--- Directions ---
Work out the number of lines with "this" in them. Reply with that number and no other words.

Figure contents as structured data
*****

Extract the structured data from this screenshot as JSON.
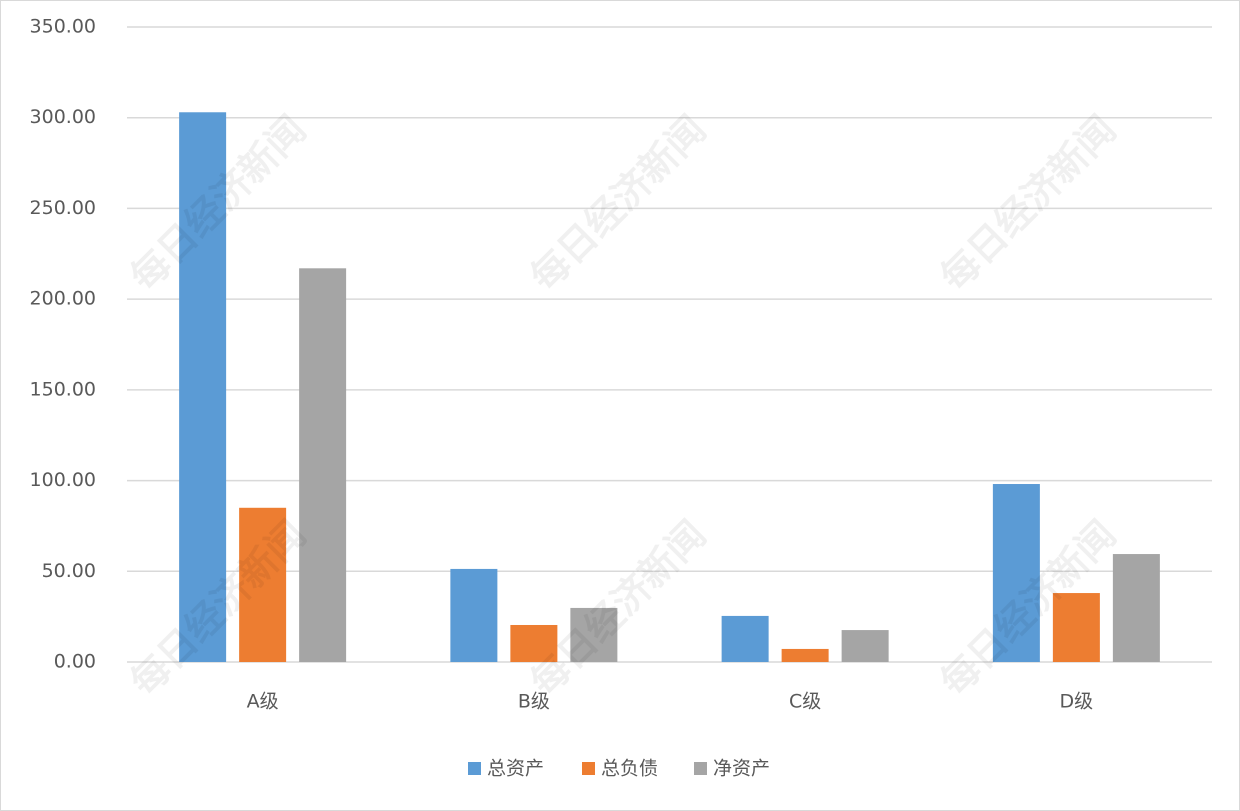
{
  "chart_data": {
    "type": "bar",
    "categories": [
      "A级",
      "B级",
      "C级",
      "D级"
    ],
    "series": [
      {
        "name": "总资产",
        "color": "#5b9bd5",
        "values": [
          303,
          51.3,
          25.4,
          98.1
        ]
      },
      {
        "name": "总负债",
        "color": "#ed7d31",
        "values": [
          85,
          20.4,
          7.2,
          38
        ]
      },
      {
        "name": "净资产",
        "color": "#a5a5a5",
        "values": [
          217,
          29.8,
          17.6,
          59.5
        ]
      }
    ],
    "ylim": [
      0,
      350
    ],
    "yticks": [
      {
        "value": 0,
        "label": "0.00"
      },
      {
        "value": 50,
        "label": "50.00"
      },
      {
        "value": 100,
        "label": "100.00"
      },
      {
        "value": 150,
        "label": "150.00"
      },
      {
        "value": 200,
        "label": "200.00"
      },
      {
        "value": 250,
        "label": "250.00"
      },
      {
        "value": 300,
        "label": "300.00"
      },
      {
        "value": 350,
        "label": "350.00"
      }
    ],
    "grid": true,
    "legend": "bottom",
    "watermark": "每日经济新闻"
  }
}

*****

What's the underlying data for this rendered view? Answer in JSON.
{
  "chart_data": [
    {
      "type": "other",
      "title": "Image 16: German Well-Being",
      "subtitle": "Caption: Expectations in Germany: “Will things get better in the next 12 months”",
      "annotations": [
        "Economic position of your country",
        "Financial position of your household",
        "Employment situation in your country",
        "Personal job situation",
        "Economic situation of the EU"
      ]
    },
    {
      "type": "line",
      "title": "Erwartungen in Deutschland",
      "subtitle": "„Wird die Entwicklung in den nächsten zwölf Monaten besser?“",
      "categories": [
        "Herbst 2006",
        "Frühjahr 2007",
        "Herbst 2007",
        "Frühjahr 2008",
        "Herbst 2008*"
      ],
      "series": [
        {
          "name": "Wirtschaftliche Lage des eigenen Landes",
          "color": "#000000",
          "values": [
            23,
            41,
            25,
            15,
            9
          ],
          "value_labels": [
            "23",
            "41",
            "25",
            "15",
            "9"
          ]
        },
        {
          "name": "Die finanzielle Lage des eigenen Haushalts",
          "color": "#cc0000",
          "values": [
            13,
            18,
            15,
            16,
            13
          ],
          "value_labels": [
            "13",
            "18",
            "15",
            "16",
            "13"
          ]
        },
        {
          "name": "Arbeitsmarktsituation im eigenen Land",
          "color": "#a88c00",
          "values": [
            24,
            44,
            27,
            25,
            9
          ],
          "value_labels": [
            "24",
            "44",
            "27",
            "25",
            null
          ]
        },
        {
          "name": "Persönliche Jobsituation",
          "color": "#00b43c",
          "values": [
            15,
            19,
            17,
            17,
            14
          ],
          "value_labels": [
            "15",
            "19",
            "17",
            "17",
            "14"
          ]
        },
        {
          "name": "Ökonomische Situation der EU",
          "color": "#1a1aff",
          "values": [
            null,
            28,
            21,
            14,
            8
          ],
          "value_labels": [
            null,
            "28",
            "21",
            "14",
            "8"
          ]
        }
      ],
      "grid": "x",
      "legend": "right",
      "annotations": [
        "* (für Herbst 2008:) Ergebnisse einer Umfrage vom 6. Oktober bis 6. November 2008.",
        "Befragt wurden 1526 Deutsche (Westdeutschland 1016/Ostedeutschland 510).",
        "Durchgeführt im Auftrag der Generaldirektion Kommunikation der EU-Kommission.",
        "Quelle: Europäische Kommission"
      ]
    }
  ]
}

*****

--- Full output ---
2